Provided data ->
.....

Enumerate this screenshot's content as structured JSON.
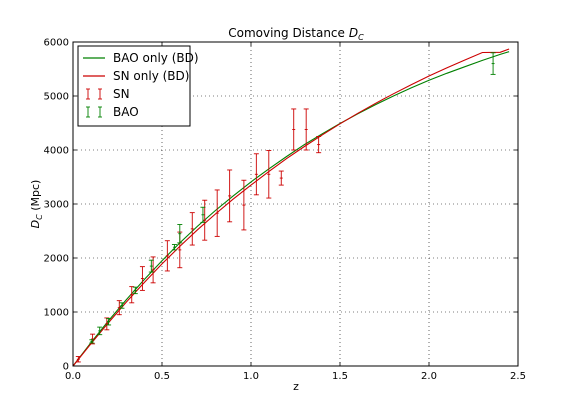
{
  "chart_data": {
    "type": "line",
    "title": "Comoving Distance",
    "title_symbol": "D",
    "title_subscript": "C",
    "xlabel": "z",
    "ylabel": "D",
    "ylabel_subscript": "C",
    "ylabel_suffix": " (Mpc)",
    "xlim": [
      0.0,
      2.5
    ],
    "ylim": [
      0,
      6000
    ],
    "xticks": [
      0.0,
      0.5,
      1.0,
      1.5,
      2.0,
      2.5
    ],
    "xtick_labels": [
      "0.0",
      "0.5",
      "1.0",
      "1.5",
      "2.0",
      "2.5"
    ],
    "yticks": [
      0,
      1000,
      2000,
      3000,
      4000,
      5000,
      6000
    ],
    "ytick_labels": [
      "0",
      "1000",
      "2000",
      "3000",
      "4000",
      "5000",
      "6000"
    ],
    "grid": true,
    "legend_position": "top-left",
    "legend": [
      {
        "label": "BAO only (BD)",
        "kind": "line",
        "color": "#008000"
      },
      {
        "label": "SN only (BD)",
        "kind": "line",
        "color": "#cc0000"
      },
      {
        "label": "SN",
        "kind": "errorbar",
        "color": "#cc0000"
      },
      {
        "label": "BAO",
        "kind": "errorbar",
        "color": "#008000"
      }
    ],
    "series": [
      {
        "name": "BAO only (BD)",
        "kind": "line",
        "color": "#008000",
        "x": [
          0.0,
          0.1,
          0.2,
          0.3,
          0.4,
          0.5,
          0.6,
          0.7,
          0.8,
          0.9,
          1.0,
          1.1,
          1.2,
          1.3,
          1.4,
          1.5,
          1.6,
          1.7,
          1.8,
          1.9,
          2.0,
          2.1,
          2.2,
          2.3,
          2.4,
          2.45
        ],
        "y": [
          0,
          430,
          840,
          1230,
          1600,
          1950,
          2280,
          2590,
          2880,
          3150,
          3410,
          3650,
          3880,
          4100,
          4300,
          4490,
          4670,
          4840,
          5000,
          5150,
          5290,
          5420,
          5540,
          5660,
          5770,
          5820
        ]
      },
      {
        "name": "SN only (BD)",
        "kind": "line",
        "color": "#cc0000",
        "x": [
          0.0,
          0.1,
          0.2,
          0.3,
          0.4,
          0.5,
          0.6,
          0.7,
          0.8,
          0.9,
          1.0,
          1.1,
          1.2,
          1.3,
          1.4,
          1.5,
          1.6,
          1.7,
          1.8,
          1.9,
          2.0,
          2.1,
          2.2,
          2.3,
          2.4,
          2.45
        ],
        "y": [
          0,
          410,
          805,
          1185,
          1545,
          1890,
          2215,
          2525,
          2815,
          3090,
          3350,
          3600,
          3840,
          4065,
          4280,
          4485,
          4680,
          4865,
          5040,
          5210,
          5370,
          5520,
          5665,
          5805,
          5810,
          5870
        ]
      },
      {
        "name": "SN",
        "kind": "errorbar",
        "color": "#cc0000",
        "points": [
          {
            "x": 0.03,
            "y": 125,
            "err": 50
          },
          {
            "x": 0.11,
            "y": 500,
            "err": 90
          },
          {
            "x": 0.19,
            "y": 780,
            "err": 110
          },
          {
            "x": 0.26,
            "y": 1080,
            "err": 130
          },
          {
            "x": 0.33,
            "y": 1320,
            "err": 150
          },
          {
            "x": 0.39,
            "y": 1620,
            "err": 220
          },
          {
            "x": 0.45,
            "y": 1780,
            "err": 240
          },
          {
            "x": 0.53,
            "y": 2040,
            "err": 280
          },
          {
            "x": 0.6,
            "y": 2150,
            "err": 330
          },
          {
            "x": 0.67,
            "y": 2540,
            "err": 300
          },
          {
            "x": 0.74,
            "y": 2700,
            "err": 370
          },
          {
            "x": 0.81,
            "y": 2830,
            "err": 430
          },
          {
            "x": 0.88,
            "y": 3150,
            "err": 480
          },
          {
            "x": 0.96,
            "y": 2980,
            "err": 460
          },
          {
            "x": 1.03,
            "y": 3550,
            "err": 380
          },
          {
            "x": 1.1,
            "y": 3550,
            "err": 440
          },
          {
            "x": 1.17,
            "y": 3480,
            "err": 130
          },
          {
            "x": 1.24,
            "y": 4380,
            "err": 380
          },
          {
            "x": 1.31,
            "y": 4380,
            "err": 380
          },
          {
            "x": 1.38,
            "y": 4100,
            "err": 150
          }
        ]
      },
      {
        "name": "BAO",
        "kind": "errorbar",
        "color": "#008000",
        "points": [
          {
            "x": 0.106,
            "y": 456,
            "err": 30
          },
          {
            "x": 0.15,
            "y": 650,
            "err": 70
          },
          {
            "x": 0.2,
            "y": 820,
            "err": 60
          },
          {
            "x": 0.275,
            "y": 1120,
            "err": 50
          },
          {
            "x": 0.35,
            "y": 1400,
            "err": 60
          },
          {
            "x": 0.44,
            "y": 1850,
            "err": 110
          },
          {
            "x": 0.57,
            "y": 2200,
            "err": 50
          },
          {
            "x": 0.6,
            "y": 2450,
            "err": 170
          },
          {
            "x": 0.73,
            "y": 2800,
            "err": 140
          },
          {
            "x": 2.36,
            "y": 5600,
            "err": 200
          }
        ]
      }
    ]
  }
}
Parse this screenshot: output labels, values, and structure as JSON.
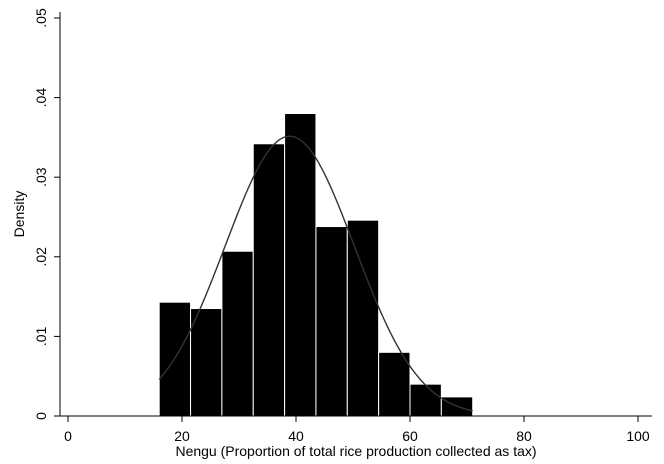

.....

Set task ->
Every line above should be returned exactly; the pictures stay out.

Response ->
Enumerate this screenshot's content as structured JSON.
{
  "chart_data": {
    "type": "line",
    "title": "Comoving Distance",
    "title_symbol": "D",
    "title_subscript": "C",
    "xlabel": "z",
    "ylabel": "D",
    "ylabel_subscript": "C",
    "ylabel_suffix": " (Mpc)",
    "xlim": [
      0.0,
      2.5
    ],
    "ylim": [
      0,
      6000
    ],
    "xticks": [
      0.0,
      0.5,
      1.0,
      1.5,
      2.0,
      2.5
    ],
    "xtick_labels": [
      "0.0",
      "0.5",
      "1.0",
      "1.5",
      "2.0",
      "2.5"
    ],
    "yticks": [
      0,
      1000,
      2000,
      3000,
      4000,
      5000,
      6000
    ],
    "ytick_labels": [
      "0",
      "1000",
      "2000",
      "3000",
      "4000",
      "5000",
      "6000"
    ],
    "grid": true,
    "legend_position": "top-left",
    "legend": [
      {
        "label": "BAO only (BD)",
        "kind": "line",
        "color": "#008000"
      },
      {
        "label": "SN only (BD)",
        "kind": "line",
        "color": "#cc0000"
      },
      {
        "label": "SN",
        "kind": "errorbar",
        "color": "#cc0000"
      },
      {
        "label": "BAO",
        "kind": "errorbar",
        "color": "#008000"
      }
    ],
    "series": [
      {
        "name": "BAO only (BD)",
        "kind": "line",
        "color": "#008000",
        "x": [
          0.0,
          0.1,
          0.2,
          0.3,
          0.4,
          0.5,
          0.6,
          0.7,
          0.8,
          0.9,
          1.0,
          1.1,
          1.2,
          1.3,
          1.4,
          1.5,
          1.6,
          1.7,
          1.8,
          1.9,
          2.0,
          2.1,
          2.2,
          2.3,
          2.4,
          2.45
        ],
        "y": [
          0,
          430,
          840,
          1230,
          1600,
          1950,
          2280,
          2590,
          2880,
          3150,
          3410,
          3650,
          3880,
          4100,
          4300,
          4490,
          4670,
          4840,
          5000,
          5150,
          5290,
          5420,
          5540,
          5660,
          5770,
          5820
        ]
      },
      {
        "name": "SN only (BD)",
        "kind": "line",
        "color": "#cc0000",
        "x": [
          0.0,
          0.1,
          0.2,
          0.3,
          0.4,
          0.5,
          0.6,
          0.7,
          0.8,
          0.9,
          1.0,
          1.1,
          1.2,
          1.3,
          1.4,
          1.5,
          1.6,
          1.7,
          1.8,
          1.9,
          2.0,
          2.1,
          2.2,
          2.3,
          2.4,
          2.45
        ],
        "y": [
          0,
          410,
          805,
          1185,
          1545,
          1890,
          2215,
          2525,
          2815,
          3090,
          3350,
          3600,
          3840,
          4065,
          4280,
          4485,
          4680,
          4865,
          5040,
          5210,
          5370,
          5520,
          5665,
          5805,
          5810,
          5870
        ]
      },
      {
        "name": "SN",
        "kind": "errorbar",
        "color": "#cc0000",
        "points": [
          {
            "x": 0.03,
            "y": 125,
            "err": 50
          },
          {
            "x": 0.11,
            "y": 500,
            "err": 90
          },
          {
            "x": 0.19,
            "y": 780,
            "err": 110
          },
          {
            "x": 0.26,
            "y": 1080,
            "err": 130
          },
          {
            "x": 0.33,
            "y": 1320,
            "err": 150
          },
          {
            "x": 0.39,
            "y": 1620,
            "err": 220
          },
          {
            "x": 0.45,
            "y": 1780,
            "err": 240
          },
          {
            "x": 0.53,
            "y": 2040,
            "err": 280
          },
          {
            "x": 0.6,
            "y": 2150,
            "err": 330
          },
          {
            "x": 0.67,
            "y": 2540,
            "err": 300
          },
          {
            "x": 0.74,
            "y": 2700,
            "err": 370
          },
          {
            "x": 0.81,
            "y": 2830,
            "err": 430
          },
          {
            "x": 0.88,
            "y": 3150,
            "err": 480
          },
          {
            "x": 0.96,
            "y": 2980,
            "err": 460
          },
          {
            "x": 1.03,
            "y": 3550,
            "err": 380
          },
          {
            "x": 1.1,
            "y": 3550,
            "err": 440
          },
          {
            "x": 1.17,
            "y": 3480,
            "err": 130
          },
          {
            "x": 1.24,
            "y": 4380,
            "err": 380
          },
          {
            "x": 1.31,
            "y": 4380,
            "err": 380
          },
          {
            "x": 1.38,
            "y": 4100,
            "err": 150
          }
        ]
      },
      {
        "name": "BAO",
        "kind": "errorbar",
        "color": "#008000",
        "points": [
          {
            "x": 0.106,
            "y": 456,
            "err": 30
          },
          {
            "x": 0.15,
            "y": 650,
            "err": 70
          },
          {
            "x": 0.2,
            "y": 820,
            "err": 60
          },
          {
            "x": 0.275,
            "y": 1120,
            "err": 50
          },
          {
            "x": 0.35,
            "y": 1400,
            "err": 60
          },
          {
            "x": 0.44,
            "y": 1850,
            "err": 110
          },
          {
            "x": 0.57,
            "y": 2200,
            "err": 50
          },
          {
            "x": 0.6,
            "y": 2450,
            "err": 170
          },
          {
            "x": 0.73,
            "y": 2800,
            "err": 140
          },
          {
            "x": 2.36,
            "y": 5600,
            "err": 200
          }
        ]
      }
    ]
  }
}
Parse this screenshot: output labels, values, and structure as JSON.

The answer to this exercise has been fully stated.